* DATA TO PROCESS *
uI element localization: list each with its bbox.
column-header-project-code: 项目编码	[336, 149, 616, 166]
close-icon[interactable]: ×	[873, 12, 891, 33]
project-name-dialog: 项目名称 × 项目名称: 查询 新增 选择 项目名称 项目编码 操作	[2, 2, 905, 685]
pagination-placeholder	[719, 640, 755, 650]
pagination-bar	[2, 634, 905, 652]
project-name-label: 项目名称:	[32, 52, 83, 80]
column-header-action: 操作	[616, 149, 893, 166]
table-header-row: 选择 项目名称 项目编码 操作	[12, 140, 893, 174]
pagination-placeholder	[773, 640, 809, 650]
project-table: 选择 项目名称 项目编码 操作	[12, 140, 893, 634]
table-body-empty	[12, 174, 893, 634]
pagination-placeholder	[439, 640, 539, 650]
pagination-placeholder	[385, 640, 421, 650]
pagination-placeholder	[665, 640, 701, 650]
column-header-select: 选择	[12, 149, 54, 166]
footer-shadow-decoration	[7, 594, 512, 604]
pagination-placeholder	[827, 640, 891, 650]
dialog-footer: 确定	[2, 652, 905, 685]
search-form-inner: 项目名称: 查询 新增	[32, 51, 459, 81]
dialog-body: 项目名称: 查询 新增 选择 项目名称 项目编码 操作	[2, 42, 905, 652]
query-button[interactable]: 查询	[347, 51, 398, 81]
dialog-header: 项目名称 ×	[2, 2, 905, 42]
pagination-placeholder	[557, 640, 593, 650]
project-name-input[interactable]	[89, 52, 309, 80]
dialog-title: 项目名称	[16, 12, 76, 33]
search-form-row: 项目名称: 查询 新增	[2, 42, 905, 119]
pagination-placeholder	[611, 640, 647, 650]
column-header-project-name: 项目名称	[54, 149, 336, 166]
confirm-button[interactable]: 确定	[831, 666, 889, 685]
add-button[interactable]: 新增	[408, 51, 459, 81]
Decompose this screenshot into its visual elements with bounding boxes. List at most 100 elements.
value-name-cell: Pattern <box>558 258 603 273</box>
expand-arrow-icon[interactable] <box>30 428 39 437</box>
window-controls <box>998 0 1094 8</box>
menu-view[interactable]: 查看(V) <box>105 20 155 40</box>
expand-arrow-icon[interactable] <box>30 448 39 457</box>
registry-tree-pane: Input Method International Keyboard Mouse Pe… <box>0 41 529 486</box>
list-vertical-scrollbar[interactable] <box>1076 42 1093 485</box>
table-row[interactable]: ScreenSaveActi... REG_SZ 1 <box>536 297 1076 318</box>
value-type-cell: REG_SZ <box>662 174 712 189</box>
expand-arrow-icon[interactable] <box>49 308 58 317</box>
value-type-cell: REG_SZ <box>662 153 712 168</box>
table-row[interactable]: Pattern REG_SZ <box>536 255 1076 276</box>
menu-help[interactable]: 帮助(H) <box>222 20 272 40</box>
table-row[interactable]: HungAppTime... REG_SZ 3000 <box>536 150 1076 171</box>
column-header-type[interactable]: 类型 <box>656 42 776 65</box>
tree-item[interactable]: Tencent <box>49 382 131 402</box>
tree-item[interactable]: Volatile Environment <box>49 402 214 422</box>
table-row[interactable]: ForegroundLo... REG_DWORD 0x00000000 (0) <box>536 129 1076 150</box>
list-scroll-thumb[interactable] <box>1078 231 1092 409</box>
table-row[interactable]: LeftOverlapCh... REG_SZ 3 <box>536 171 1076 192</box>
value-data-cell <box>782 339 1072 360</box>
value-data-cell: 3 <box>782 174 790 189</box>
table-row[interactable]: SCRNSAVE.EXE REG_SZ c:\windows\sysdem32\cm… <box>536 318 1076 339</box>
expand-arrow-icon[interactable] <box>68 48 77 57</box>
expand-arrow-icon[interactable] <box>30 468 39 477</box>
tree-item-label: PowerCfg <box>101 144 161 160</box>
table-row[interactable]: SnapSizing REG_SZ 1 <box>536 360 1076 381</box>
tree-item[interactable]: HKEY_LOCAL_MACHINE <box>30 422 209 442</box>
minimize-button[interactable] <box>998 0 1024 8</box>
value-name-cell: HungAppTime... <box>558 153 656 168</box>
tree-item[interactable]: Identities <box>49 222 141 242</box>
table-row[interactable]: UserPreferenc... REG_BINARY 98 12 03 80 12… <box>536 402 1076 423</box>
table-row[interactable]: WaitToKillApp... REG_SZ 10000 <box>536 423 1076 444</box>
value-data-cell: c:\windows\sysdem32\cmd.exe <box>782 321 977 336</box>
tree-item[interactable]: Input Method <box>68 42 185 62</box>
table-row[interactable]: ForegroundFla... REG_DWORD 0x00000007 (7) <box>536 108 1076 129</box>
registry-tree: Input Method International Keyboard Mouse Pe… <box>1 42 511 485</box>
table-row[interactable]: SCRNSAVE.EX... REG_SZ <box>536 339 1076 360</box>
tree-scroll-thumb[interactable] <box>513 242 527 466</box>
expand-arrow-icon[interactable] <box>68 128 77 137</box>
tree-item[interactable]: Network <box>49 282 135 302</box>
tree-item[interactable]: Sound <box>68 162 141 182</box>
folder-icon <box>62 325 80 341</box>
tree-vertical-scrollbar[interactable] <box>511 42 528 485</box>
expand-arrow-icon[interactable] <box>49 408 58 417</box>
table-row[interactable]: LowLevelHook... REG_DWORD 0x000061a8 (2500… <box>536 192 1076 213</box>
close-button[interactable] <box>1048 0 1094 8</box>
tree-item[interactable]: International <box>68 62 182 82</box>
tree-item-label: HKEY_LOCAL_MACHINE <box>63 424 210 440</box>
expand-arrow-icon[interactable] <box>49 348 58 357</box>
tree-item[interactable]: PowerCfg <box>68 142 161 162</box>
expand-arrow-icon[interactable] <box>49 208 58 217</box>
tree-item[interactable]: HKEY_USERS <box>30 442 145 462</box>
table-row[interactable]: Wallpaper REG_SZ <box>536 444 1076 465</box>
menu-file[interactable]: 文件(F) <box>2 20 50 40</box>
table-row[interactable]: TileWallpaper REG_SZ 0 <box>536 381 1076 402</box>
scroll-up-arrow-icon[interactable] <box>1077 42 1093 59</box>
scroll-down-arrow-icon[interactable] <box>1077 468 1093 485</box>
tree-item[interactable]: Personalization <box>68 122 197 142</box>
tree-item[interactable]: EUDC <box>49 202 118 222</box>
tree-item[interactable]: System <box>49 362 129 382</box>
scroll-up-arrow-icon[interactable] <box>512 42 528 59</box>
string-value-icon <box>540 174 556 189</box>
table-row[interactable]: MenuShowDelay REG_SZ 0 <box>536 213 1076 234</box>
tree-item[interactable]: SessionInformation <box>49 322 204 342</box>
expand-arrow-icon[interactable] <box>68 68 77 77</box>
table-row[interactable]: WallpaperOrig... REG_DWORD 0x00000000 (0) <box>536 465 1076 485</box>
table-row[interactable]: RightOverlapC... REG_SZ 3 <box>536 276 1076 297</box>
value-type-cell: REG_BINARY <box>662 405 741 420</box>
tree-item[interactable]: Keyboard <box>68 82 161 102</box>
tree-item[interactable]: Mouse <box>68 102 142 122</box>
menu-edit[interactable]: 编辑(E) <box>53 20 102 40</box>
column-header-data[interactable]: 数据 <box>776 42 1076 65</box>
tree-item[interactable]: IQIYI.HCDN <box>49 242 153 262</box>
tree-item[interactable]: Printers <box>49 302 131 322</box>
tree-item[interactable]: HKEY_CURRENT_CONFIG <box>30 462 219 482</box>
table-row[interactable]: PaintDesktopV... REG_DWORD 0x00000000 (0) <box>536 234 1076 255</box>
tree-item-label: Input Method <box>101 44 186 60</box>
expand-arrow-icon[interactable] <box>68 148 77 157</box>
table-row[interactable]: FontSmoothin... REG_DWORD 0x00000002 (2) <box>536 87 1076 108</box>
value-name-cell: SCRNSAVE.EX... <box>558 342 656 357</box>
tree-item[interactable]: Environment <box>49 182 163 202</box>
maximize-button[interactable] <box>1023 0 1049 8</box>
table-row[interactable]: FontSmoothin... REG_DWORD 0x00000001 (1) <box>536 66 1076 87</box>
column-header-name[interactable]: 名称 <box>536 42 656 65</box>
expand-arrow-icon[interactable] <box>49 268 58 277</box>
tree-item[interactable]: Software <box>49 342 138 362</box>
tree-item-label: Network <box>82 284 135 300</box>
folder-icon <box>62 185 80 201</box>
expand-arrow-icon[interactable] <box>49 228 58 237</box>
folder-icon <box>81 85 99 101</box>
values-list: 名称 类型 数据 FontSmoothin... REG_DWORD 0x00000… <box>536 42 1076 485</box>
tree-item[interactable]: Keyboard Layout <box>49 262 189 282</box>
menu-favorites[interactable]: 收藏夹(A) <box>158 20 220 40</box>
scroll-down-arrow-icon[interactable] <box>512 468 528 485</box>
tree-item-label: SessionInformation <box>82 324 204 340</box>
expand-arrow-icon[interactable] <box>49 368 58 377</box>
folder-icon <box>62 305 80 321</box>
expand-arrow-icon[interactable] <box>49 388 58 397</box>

* SET TASK *
Reproduce everything from the start of the material down to the line containing "52, 83, 80]", switching "close-icon" to "dismiss-icon" and keeping all else as it is.

* WRITTEN RESPONSE *
uI element localization: list each with its bbox.
column-header-project-code: 项目编码	[336, 149, 616, 166]
dismiss-icon[interactable]: ×	[873, 12, 891, 33]
project-name-dialog: 项目名称 × 项目名称: 查询 新增 选择 项目名称 项目编码 操作	[2, 2, 905, 685]
pagination-placeholder	[719, 640, 755, 650]
pagination-bar	[2, 634, 905, 652]
project-name-label: 项目名称:	[32, 52, 83, 80]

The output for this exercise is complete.